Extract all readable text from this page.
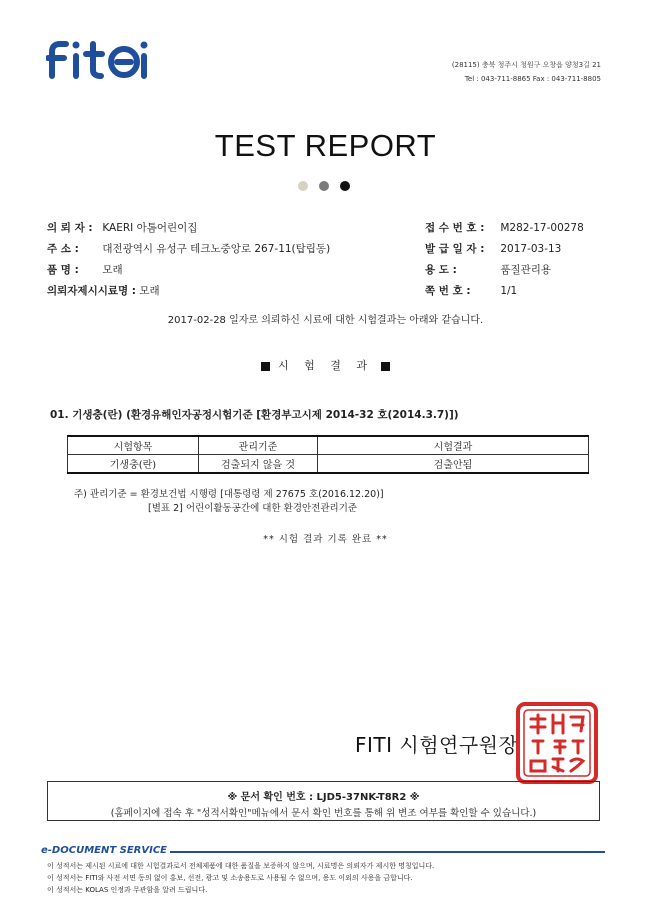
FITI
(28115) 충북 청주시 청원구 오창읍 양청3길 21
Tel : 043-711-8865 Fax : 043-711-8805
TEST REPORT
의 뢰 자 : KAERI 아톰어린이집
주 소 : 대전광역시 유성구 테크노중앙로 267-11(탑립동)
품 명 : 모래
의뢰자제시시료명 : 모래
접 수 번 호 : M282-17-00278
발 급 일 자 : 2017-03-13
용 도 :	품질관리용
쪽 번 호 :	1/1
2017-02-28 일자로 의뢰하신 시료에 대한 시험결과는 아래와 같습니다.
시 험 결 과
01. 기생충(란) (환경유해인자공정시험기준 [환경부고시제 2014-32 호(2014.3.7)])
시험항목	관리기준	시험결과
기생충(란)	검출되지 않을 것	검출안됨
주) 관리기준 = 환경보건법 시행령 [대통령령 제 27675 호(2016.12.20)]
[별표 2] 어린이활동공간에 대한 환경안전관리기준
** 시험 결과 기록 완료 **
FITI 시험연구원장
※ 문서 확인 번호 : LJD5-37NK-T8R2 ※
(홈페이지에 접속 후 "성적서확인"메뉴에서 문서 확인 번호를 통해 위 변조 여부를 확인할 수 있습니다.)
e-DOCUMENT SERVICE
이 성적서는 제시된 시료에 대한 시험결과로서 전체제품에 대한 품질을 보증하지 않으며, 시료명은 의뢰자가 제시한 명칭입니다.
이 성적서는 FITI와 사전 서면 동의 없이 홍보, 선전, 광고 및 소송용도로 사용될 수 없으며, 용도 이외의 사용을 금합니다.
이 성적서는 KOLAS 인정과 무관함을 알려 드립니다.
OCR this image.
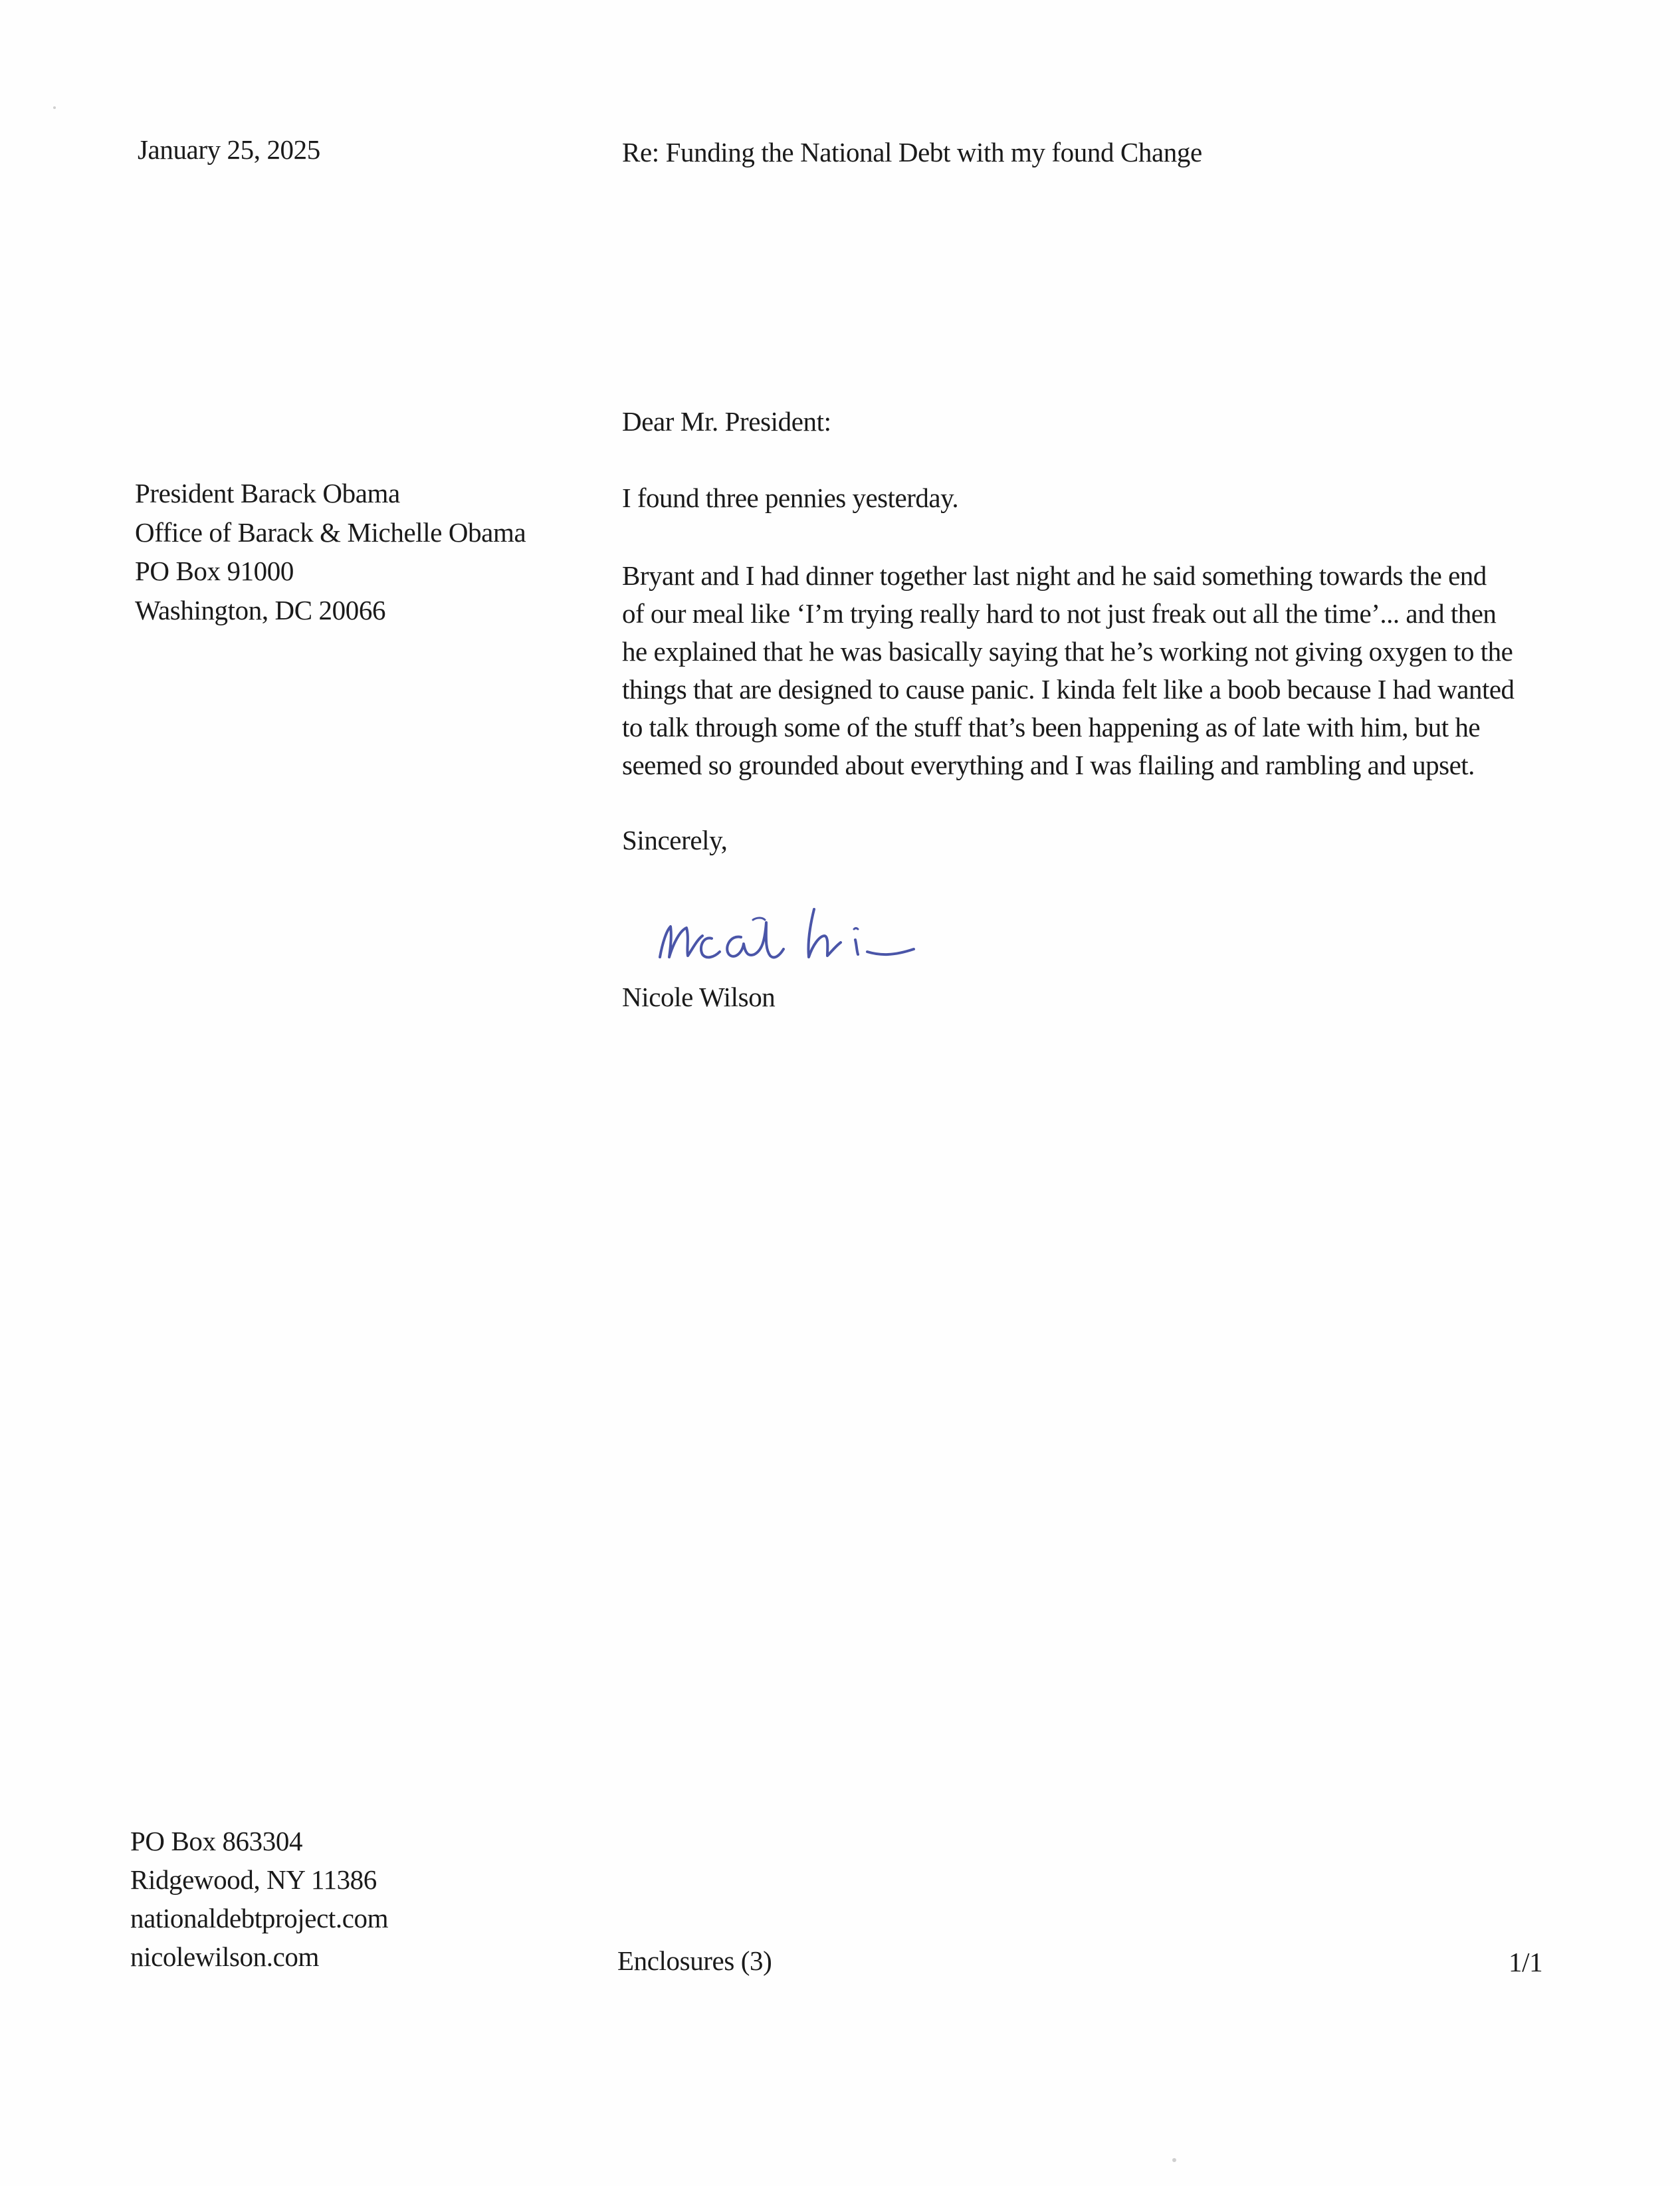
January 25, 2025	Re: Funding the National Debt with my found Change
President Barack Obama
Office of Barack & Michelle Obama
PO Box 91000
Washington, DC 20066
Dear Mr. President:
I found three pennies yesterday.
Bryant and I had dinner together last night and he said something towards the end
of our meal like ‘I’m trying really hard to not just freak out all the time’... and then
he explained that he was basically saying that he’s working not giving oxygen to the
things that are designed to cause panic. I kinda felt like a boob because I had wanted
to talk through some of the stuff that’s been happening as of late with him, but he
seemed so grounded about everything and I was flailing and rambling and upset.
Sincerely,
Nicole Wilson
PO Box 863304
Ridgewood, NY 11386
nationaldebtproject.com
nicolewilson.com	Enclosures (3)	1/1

---

▸ **WHAT THE EXERCISE ASKS**: Repeat the material above in full and exactly, omitting the pictures.

▸ **RESULT OF THE TASK**:
Extract all readable text from this page.
FITI
(28115) 충북 청주시 청원구 오창읍 양청3길 21
Tel : 043-711-8865 Fax : 043-711-8805
TEST REPORT
의 뢰 자 : KAERI 아톰어린이집
주 소 : 대전광역시 유성구 테크노중앙로 267-11(탑립동)
품 명 : 모래
의뢰자제시시료명 : 모래
접 수 번 호 : M282-17-00278
발 급 일 자 : 2017-03-13
용 도 :	품질관리용
쪽 번 호 :	1/1
2017-02-28 일자로 의뢰하신 시료에 대한 시험결과는 아래와 같습니다.
시 험 결 과
01. 기생충(란) (환경유해인자공정시험기준 [환경부고시제 2014-32 호(2014.3.7)])
시험항목	관리기준	시험결과
기생충(란)	검출되지 않을 것	검출안됨
주) 관리기준 = 환경보건법 시행령 [대통령령 제 27675 호(2016.12.20)]
[별표 2] 어린이활동공간에 대한 환경안전관리기준
** 시험 결과 기록 완료 **
FITI 시험연구원장
※ 문서 확인 번호 : LJD5-37NK-T8R2 ※
(홈페이지에 접속 후 "성적서확인"메뉴에서 문서 확인 번호를 통해 위 변조 여부를 확인할 수 있습니다.)
e-DOCUMENT SERVICE
이 성적서는 제시된 시료에 대한 시험결과로서 전체제품에 대한 품질을 보증하지 않으며, 시료명은 의뢰자가 제시한 명칭입니다.
이 성적서는 FITI와 사전 서면 동의 없이 홍보, 선전, 광고 및 소송용도로 사용될 수 없으며, 용도 이외의 사용을 금합니다.
이 성적서는 KOLAS 인정과 무관함을 알려 드립니다.
OCR this image.
January 25, 2025	Re: Funding the National Debt with my found Change
President Barack Obama
Office of Barack & Michelle Obama
PO Box 91000
Washington, DC 20066
Dear Mr. President:
I found three pennies yesterday.
Bryant and I had dinner together last night and he said something towards the end
of our meal like ‘I’m trying really hard to not just freak out all the time’... and then
he explained that he was basically saying that he’s working not giving oxygen to the
things that are designed to cause panic. I kinda felt like a boob because I had wanted
to talk through some of the stuff that’s been happening as of late with him, but he
seemed so grounded about everything and I was flailing and rambling and upset.
Sincerely,
Nicole Wilson
PO Box 863304
Ridgewood, NY 11386
nationaldebtproject.com
nicolewilson.com	Enclosures (3)	1/1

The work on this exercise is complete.